— BEGIN —

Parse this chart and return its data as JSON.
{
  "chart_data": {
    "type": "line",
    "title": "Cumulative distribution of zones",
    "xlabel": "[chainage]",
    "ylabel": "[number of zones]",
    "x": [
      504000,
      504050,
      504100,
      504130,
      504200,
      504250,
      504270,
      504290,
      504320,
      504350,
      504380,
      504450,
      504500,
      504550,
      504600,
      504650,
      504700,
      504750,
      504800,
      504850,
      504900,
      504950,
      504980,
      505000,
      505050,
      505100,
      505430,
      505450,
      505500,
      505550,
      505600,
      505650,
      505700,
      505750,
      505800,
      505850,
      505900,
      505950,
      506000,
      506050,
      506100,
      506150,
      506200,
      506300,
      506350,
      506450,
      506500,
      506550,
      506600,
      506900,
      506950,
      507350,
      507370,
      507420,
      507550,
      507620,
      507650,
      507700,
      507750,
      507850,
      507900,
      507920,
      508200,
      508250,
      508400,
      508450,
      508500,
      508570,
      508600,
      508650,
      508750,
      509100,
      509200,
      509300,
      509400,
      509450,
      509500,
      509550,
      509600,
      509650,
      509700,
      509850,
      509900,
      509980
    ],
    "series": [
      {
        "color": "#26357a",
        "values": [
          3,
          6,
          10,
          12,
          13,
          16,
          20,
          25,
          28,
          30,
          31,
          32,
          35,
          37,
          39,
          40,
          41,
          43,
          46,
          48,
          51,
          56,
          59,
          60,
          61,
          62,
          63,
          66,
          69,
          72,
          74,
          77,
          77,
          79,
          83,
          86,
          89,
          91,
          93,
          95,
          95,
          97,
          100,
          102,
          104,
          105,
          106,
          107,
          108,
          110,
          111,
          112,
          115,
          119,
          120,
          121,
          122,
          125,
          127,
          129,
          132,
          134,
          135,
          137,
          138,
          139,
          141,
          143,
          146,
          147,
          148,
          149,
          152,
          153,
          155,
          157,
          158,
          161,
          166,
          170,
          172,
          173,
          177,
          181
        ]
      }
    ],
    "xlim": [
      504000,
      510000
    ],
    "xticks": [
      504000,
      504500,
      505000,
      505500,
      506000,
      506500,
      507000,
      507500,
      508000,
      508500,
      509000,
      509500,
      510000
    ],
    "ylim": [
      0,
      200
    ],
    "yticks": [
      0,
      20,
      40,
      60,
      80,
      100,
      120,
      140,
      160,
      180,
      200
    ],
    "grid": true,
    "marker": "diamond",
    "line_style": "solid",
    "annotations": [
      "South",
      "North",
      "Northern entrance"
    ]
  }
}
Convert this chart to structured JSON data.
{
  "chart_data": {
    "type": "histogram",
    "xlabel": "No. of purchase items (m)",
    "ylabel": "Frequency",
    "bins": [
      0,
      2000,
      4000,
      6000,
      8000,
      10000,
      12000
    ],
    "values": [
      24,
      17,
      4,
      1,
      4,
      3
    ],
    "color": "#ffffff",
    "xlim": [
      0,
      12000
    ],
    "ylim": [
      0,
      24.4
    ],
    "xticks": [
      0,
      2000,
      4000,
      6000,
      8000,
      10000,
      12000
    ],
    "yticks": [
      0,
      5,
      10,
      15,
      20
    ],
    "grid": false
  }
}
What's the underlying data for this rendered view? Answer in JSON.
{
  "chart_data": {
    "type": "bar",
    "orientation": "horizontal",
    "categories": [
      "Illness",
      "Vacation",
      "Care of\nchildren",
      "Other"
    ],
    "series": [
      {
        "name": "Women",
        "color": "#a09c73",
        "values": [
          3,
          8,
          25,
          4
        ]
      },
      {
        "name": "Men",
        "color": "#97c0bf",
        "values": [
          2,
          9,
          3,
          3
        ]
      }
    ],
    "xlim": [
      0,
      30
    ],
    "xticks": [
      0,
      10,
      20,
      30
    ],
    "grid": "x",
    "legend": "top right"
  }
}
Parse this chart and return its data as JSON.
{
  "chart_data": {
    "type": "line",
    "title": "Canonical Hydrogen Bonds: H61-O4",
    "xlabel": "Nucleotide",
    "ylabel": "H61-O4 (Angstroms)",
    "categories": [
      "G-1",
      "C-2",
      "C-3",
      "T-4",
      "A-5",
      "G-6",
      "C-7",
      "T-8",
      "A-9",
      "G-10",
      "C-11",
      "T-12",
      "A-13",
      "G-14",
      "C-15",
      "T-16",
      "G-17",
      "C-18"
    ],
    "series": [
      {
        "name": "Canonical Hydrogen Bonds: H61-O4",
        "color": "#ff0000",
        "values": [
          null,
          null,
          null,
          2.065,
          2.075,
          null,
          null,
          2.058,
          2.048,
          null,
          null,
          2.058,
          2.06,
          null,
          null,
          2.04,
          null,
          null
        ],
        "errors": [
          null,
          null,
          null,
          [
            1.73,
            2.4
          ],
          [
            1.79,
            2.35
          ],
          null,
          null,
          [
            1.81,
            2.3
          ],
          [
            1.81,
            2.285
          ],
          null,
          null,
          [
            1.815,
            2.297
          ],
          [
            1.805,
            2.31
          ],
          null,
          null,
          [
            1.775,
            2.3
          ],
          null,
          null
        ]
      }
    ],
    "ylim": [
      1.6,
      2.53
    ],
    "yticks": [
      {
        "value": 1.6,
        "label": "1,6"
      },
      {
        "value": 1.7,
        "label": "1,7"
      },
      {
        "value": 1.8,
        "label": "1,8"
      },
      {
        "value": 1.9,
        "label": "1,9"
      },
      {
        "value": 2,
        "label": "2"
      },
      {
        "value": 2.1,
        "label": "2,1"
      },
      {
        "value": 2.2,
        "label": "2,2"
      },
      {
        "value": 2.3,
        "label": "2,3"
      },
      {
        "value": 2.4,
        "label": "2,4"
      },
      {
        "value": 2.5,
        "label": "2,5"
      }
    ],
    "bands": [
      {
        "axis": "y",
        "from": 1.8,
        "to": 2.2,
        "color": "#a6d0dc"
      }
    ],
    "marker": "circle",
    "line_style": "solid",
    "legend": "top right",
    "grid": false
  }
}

— END —

◆ WHAT IS REQUIRED ◆
Repeat the lines above exactly.

◆ SOLUTION BELOW ◆
Parse this chart and return its data as JSON.
{
  "chart_data": {
    "type": "line",
    "title": "Cumulative distribution of zones",
    "xlabel": "[chainage]",
    "ylabel": "[number of zones]",
    "x": [
      504000,
      504050,
      504100,
      504130,
      504200,
      504250,
      504270,
      504290,
      504320,
      504350,
      504380,
      504450,
      504500,
      504550,
      504600,
      504650,
      504700,
      504750,
      504800,
      504850,
      504900,
      504950,
      504980,
      505000,
      505050,
      505100,
      505430,
      505450,
      505500,
      505550,
      505600,
      505650,
      505700,
      505750,
      505800,
      505850,
      505900,
      505950,
      506000,
      506050,
      506100,
      506150,
      506200,
      506300,
      506350,
      506450,
      506500,
      506550,
      506600,
      506900,
      506950,
      507350,
      507370,
      507420,
      507550,
      507620,
      507650,
      507700,
      507750,
      507850,
      507900,
      507920,
      508200,
      508250,
      508400,
      508450,
      508500,
      508570,
      508600,
      508650,
      508750,
      509100,
      509200,
      509300,
      509400,
      509450,
      509500,
      509550,
      509600,
      509650,
      509700,
      509850,
      509900,
      509980
    ],
    "series": [
      {
        "color": "#26357a",
        "values": [
          3,
          6,
          10,
          12,
          13,
          16,
          20,
          25,
          28,
          30,
          31,
          32,
          35,
          37,
          39,
          40,
          41,
          43,
          46,
          48,
          51,
          56,
          59,
          60,
          61,
          62,
          63,
          66,
          69,
          72,
          74,
          77,
          77,
          79,
          83,
          86,
          89,
          91,
          93,
          95,
          95,
          97,
          100,
          102,
          104,
          105,
          106,
          107,
          108,
          110,
          111,
          112,
          115,
          119,
          120,
          121,
          122,
          125,
          127,
          129,
          132,
          134,
          135,
          137,
          138,
          139,
          141,
          143,
          146,
          147,
          148,
          149,
          152,
          153,
          155,
          157,
          158,
          161,
          166,
          170,
          172,
          173,
          177,
          181
        ]
      }
    ],
    "xlim": [
      504000,
      510000
    ],
    "xticks": [
      504000,
      504500,
      505000,
      505500,
      506000,
      506500,
      507000,
      507500,
      508000,
      508500,
      509000,
      509500,
      510000
    ],
    "ylim": [
      0,
      200
    ],
    "yticks": [
      0,
      20,
      40,
      60,
      80,
      100,
      120,
      140,
      160,
      180,
      200
    ],
    "grid": true,
    "marker": "diamond",
    "line_style": "solid",
    "annotations": [
      "South",
      "North",
      "Northern entrance"
    ]
  }
}
Convert this chart to structured JSON data.
{
  "chart_data": {
    "type": "histogram",
    "xlabel": "No. of purchase items (m)",
    "ylabel": "Frequency",
    "bins": [
      0,
      2000,
      4000,
      6000,
      8000,
      10000,
      12000
    ],
    "values": [
      24,
      17,
      4,
      1,
      4,
      3
    ],
    "color": "#ffffff",
    "xlim": [
      0,
      12000
    ],
    "ylim": [
      0,
      24.4
    ],
    "xticks": [
      0,
      2000,
      4000,
      6000,
      8000,
      10000,
      12000
    ],
    "yticks": [
      0,
      5,
      10,
      15,
      20
    ],
    "grid": false
  }
}
What's the underlying data for this rendered view? Answer in JSON.
{
  "chart_data": {
    "type": "bar",
    "orientation": "horizontal",
    "categories": [
      "Illness",
      "Vacation",
      "Care of\nchildren",
      "Other"
    ],
    "series": [
      {
        "name": "Women",
        "color": "#a09c73",
        "values": [
          3,
          8,
          25,
          4
        ]
      },
      {
        "name": "Men",
        "color": "#97c0bf",
        "values": [
          2,
          9,
          3,
          3
        ]
      }
    ],
    "xlim": [
      0,
      30
    ],
    "xticks": [
      0,
      10,
      20,
      30
    ],
    "grid": "x",
    "legend": "top right"
  }
}
Parse this chart and return its data as JSON.
{
  "chart_data": {
    "type": "line",
    "title": "Canonical Hydrogen Bonds: H61-O4",
    "xlabel": "Nucleotide",
    "ylabel": "H61-O4 (Angstroms)",
    "categories": [
      "G-1",
      "C-2",
      "C-3",
      "T-4",
      "A-5",
      "G-6",
      "C-7",
      "T-8",
      "A-9",
      "G-10",
      "C-11",
      "T-12",
      "A-13",
      "G-14",
      "C-15",
      "T-16",
      "G-17",
      "C-18"
    ],
    "series": [
      {
        "name": "Canonical Hydrogen Bonds: H61-O4",
        "color": "#ff0000",
        "values": [
          null,
          null,
          null,
          2.065,
          2.075,
          null,
          null,
          2.058,
          2.048,
          null,
          null,
          2.058,
          2.06,
          null,
          null,
          2.04,
          null,
          null
        ],
        "errors": [
          null,
          null,
          null,
          [
            1.73,
            2.4
          ],
          [
            1.79,
            2.35
          ],
          null,
          null,
          [
            1.81,
            2.3
          ],
          [
            1.81,
            2.285
          ],
          null,
          null,
          [
            1.815,
            2.297
          ],
          [
            1.805,
            2.31
          ],
          null,
          null,
          [
            1.775,
            2.3
          ],
          null,
          null
        ]
      }
    ],
    "ylim": [
      1.6,
      2.53
    ],
    "yticks": [
      {
        "value": 1.6,
        "label": "1,6"
      },
      {
        "value": 1.7,
        "label": "1,7"
      },
      {
        "value": 1.8,
        "label": "1,8"
      },
      {
        "value": 1.9,
        "label": "1,9"
      },
      {
        "value": 2,
        "label": "2"
      },
      {
        "value": 2.1,
        "label": "2,1"
      },
      {
        "value": 2.2,
        "label": "2,2"
      },
      {
        "value": 2.3,
        "label": "2,3"
      },
      {
        "value": 2.4,
        "label": "2,4"
      },
      {
        "value": 2.5,
        "label": "2,5"
      }
    ],
    "bands": [
      {
        "axis": "y",
        "from": 1.8,
        "to": 2.2,
        "color": "#a6d0dc"
      }
    ],
    "marker": "circle",
    "line_style": "solid",
    "legend": "top right",
    "grid": false
  }
}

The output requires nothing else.